TASK TO COMPLETE: Within the records that follow, find every line containing the string "settings". Copy those lines.

----- DATA ENTRIES -----

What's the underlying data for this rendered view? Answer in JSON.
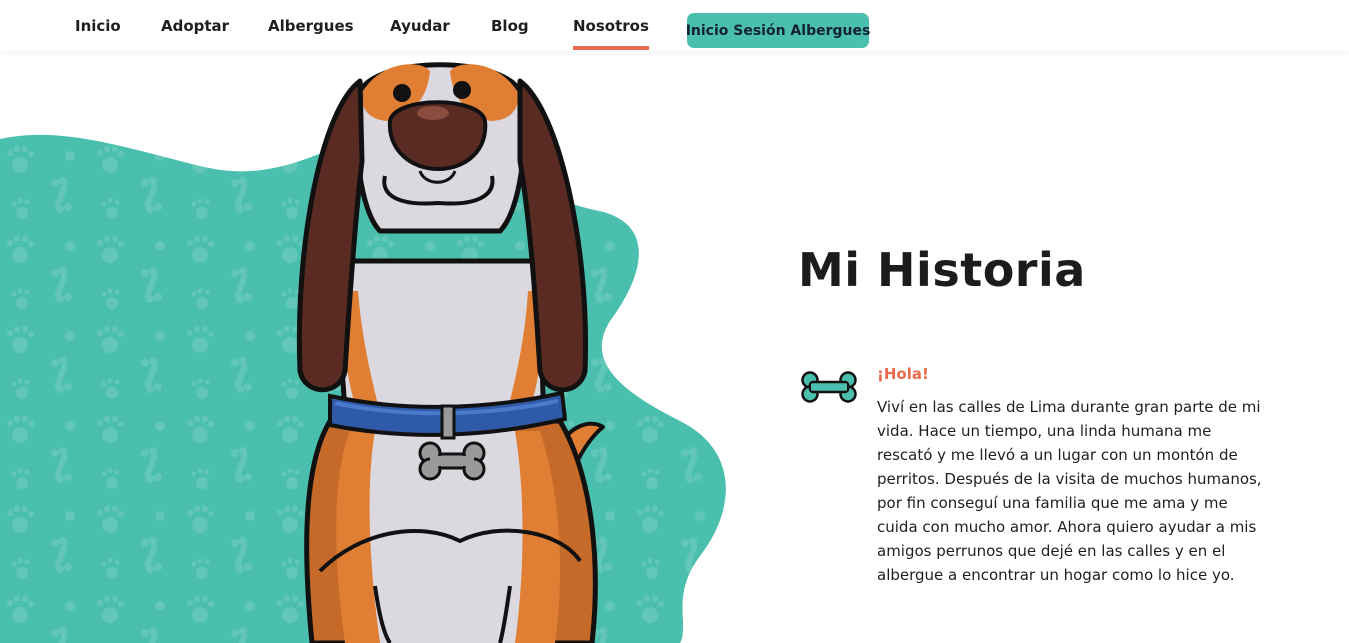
{
  "nav": {
    "items": [
      {
        "label": "Inicio"
      },
      {
        "label": "Adoptar"
      },
      {
        "label": "Albergues"
      },
      {
        "label": "Ayudar"
      },
      {
        "label": "Blog"
      },
      {
        "label": "Nosotros",
        "active": true
      }
    ],
    "login_button": "Inicio Sesión Albergues"
  },
  "story": {
    "title": "Mi Historia",
    "greeting": "¡Hola!",
    "body": "Viví en las calles de Lima durante gran parte de mi vida. Hace un tiempo, una linda humana me rescató y me llevó a un lugar con un montón de perritos. Después de la visita de muchos humanos, por fin conseguí una familia que me ama y me cuida con mucho amor. Ahora quiero ayudar a mis amigos perrunos que dejé en las calles y en el albergue a encontrar un hogar como lo hice yo."
  },
  "colors": {
    "accent_teal": "#4bbfad",
    "accent_orange": "#ea6a4d",
    "text_dark": "#1f1f1f"
  },
  "icons": {
    "bone": "bone-icon",
    "dog": "dog-illustration",
    "paw_pattern": "paw-print-icon"
  }
}
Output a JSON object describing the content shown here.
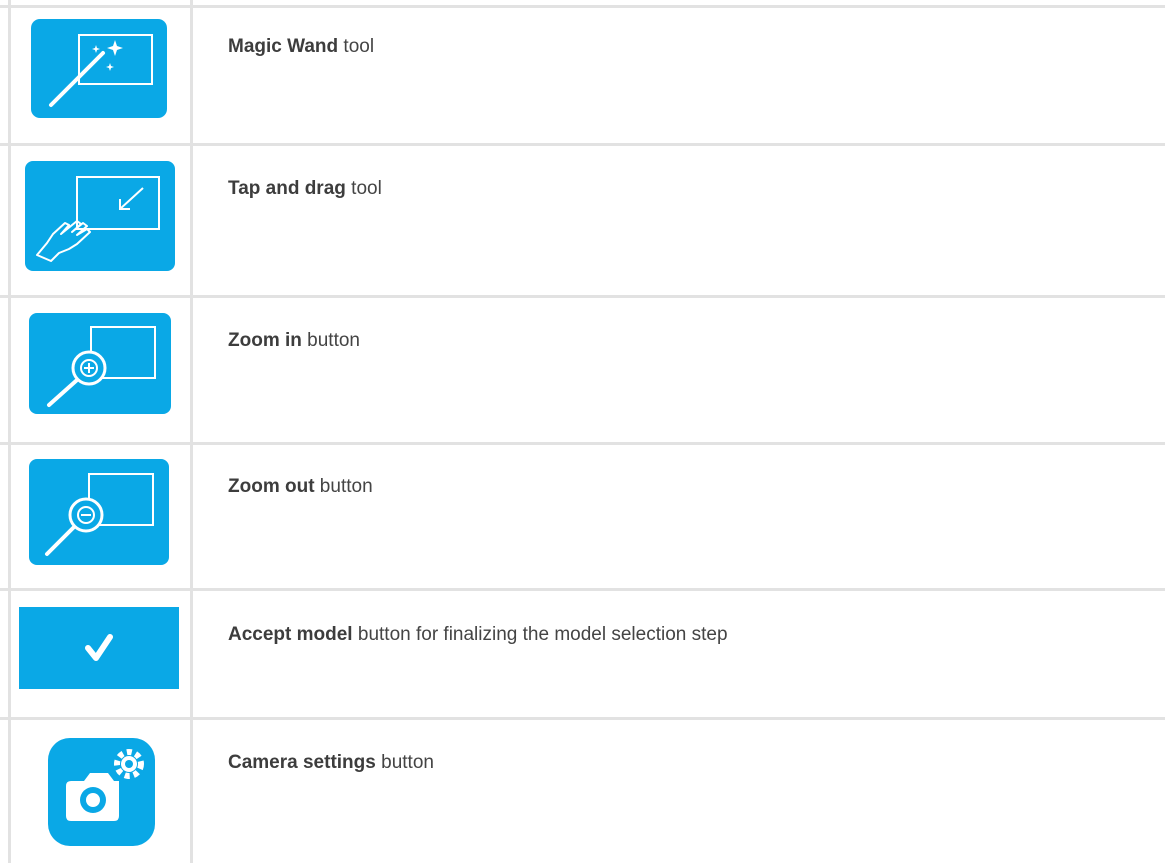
{
  "rows": [
    {
      "icon": "magic-wand-icon",
      "name": "Magic Wand",
      "rest": " tool"
    },
    {
      "icon": "tap-and-drag-icon",
      "name": "Tap and drag",
      "rest": " tool"
    },
    {
      "icon": "zoom-in-icon",
      "name": "Zoom in",
      "rest": " button"
    },
    {
      "icon": "zoom-out-icon",
      "name": "Zoom out",
      "rest": " button"
    },
    {
      "icon": "checkmark-icon",
      "name": "Accept model",
      "rest": " button for finalizing the model selection step"
    },
    {
      "icon": "camera-settings-icon",
      "name": "Camera settings",
      "rest": " button"
    }
  ],
  "colors": {
    "accent": "#0aa8e6",
    "border": "#e2e2e2",
    "text": "#444444"
  }
}
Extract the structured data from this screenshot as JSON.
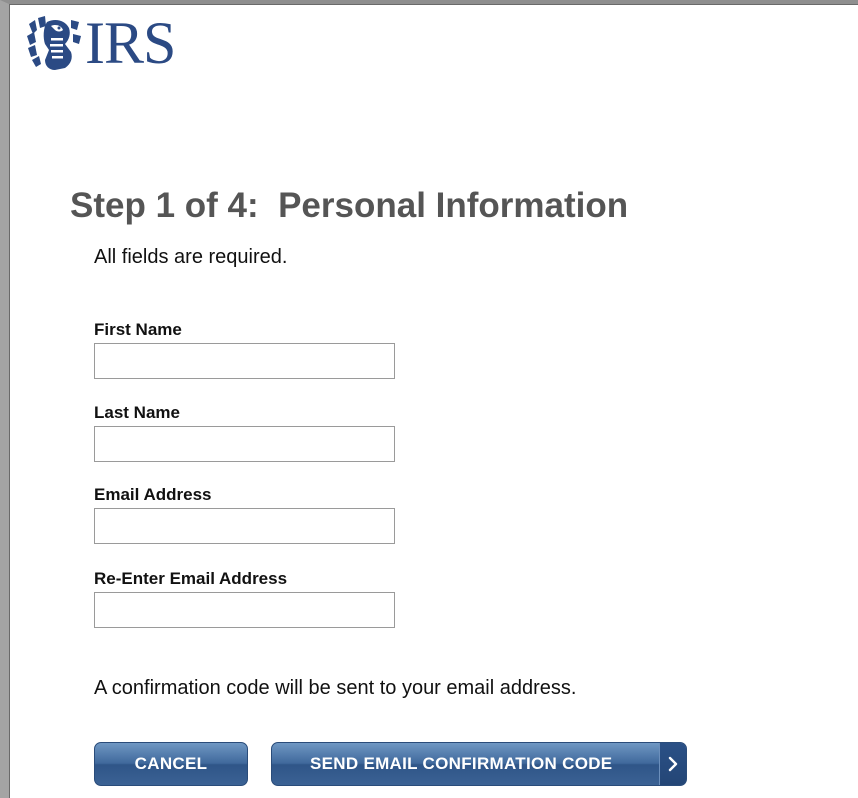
{
  "header": {
    "logo_text": "IRS",
    "logo_icon": "eagle-emblem-icon"
  },
  "main": {
    "title": "Step 1 of 4:  Personal Information",
    "required_note": "All fields are required.",
    "fields": [
      {
        "label": "First Name",
        "value": "",
        "placeholder": ""
      },
      {
        "label": "Last Name",
        "value": "",
        "placeholder": ""
      },
      {
        "label": "Email Address",
        "value": "",
        "placeholder": ""
      },
      {
        "label": "Re-Enter Email Address",
        "value": "",
        "placeholder": ""
      }
    ],
    "confirmation_note": "A confirmation code will be sent to your email address."
  },
  "actions": {
    "cancel_label": "CANCEL",
    "send_label": "SEND EMAIL CONFIRMATION CODE",
    "send_icon": "chevron-right-icon"
  },
  "colors": {
    "brand_blue": "#2b4a84",
    "button_blue": "#3b6294",
    "title_gray": "#555555"
  }
}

-----

RESULT OF THIS TASK:
      "icon": "camera-settings-icon",
      "name": "Camera settings",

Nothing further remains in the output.